◆ **TASK PROMPT**:
Output all lines exactly.

◆ **SOURCE DATA**:
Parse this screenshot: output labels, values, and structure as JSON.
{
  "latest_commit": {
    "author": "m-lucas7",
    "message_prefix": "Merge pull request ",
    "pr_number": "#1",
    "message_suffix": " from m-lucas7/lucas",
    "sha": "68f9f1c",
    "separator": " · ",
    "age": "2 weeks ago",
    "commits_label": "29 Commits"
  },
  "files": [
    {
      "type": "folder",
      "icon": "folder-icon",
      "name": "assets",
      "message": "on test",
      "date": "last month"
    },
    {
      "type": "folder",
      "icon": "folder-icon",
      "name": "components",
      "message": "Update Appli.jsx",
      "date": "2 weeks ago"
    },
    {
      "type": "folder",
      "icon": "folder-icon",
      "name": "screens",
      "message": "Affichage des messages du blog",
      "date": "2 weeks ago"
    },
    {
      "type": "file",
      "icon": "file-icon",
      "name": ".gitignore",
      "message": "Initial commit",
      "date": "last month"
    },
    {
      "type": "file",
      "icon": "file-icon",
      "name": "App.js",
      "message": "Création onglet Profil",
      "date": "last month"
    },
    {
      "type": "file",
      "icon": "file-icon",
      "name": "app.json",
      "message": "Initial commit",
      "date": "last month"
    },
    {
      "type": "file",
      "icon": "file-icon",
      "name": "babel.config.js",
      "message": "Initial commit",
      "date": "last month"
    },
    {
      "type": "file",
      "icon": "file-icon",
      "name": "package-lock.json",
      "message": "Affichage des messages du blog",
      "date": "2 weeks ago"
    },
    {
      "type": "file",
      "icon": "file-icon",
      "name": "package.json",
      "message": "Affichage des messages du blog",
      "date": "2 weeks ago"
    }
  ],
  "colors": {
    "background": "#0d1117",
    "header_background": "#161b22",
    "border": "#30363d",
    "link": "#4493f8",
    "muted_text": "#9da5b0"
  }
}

◆ **EXPECTED ANSWER**:
Parse this screenshot: output labels, values, and structure as JSON.
{
  "latest_commit": {
    "author": "m-lucas7",
    "message_prefix": "Merge pull request ",
    "pr_number": "#1",
    "message_suffix": " from m-lucas7/lucas",
    "sha": "68f9f1c",
    "separator": " · ",
    "age": "2 weeks ago",
    "commits_label": "29 Commits"
  },
  "files": [
    {
      "type": "folder",
      "icon": "folder-icon",
      "name": "assets",
      "message": "on test",
      "date": "last month"
    },
    {
      "type": "folder",
      "icon": "folder-icon",
      "name": "components",
      "message": "Update Appli.jsx",
      "date": "2 weeks ago"
    },
    {
      "type": "folder",
      "icon": "folder-icon",
      "name": "screens",
      "message": "Affichage des messages du blog",
      "date": "2 weeks ago"
    },
    {
      "type": "file",
      "icon": "file-icon",
      "name": ".gitignore",
      "message": "Initial commit",
      "date": "last month"
    },
    {
      "type": "file",
      "icon": "file-icon",
      "name": "App.js",
      "message": "Création onglet Profil",
      "date": "last month"
    },
    {
      "type": "file",
      "icon": "file-icon",
      "name": "app.json",
      "message": "Initial commit",
      "date": "last month"
    },
    {
      "type": "file",
      "icon": "file-icon",
      "name": "babel.config.js",
      "message": "Initial commit",
      "date": "last month"
    },
    {
      "type": "file",
      "icon": "file-icon",
      "name": "package-lock.json",
      "message": "Affichage des messages du blog",
      "date": "2 weeks ago"
    },
    {
      "type": "file",
      "icon": "file-icon",
      "name": "package.json",
      "message": "Affichage des messages du blog",
      "date": "2 weeks ago"
    }
  ],
  "colors": {
    "background": "#0d1117",
    "header_background": "#161b22",
    "border": "#30363d",
    "link": "#4493f8",
    "muted_text": "#9da5b0"
  }
}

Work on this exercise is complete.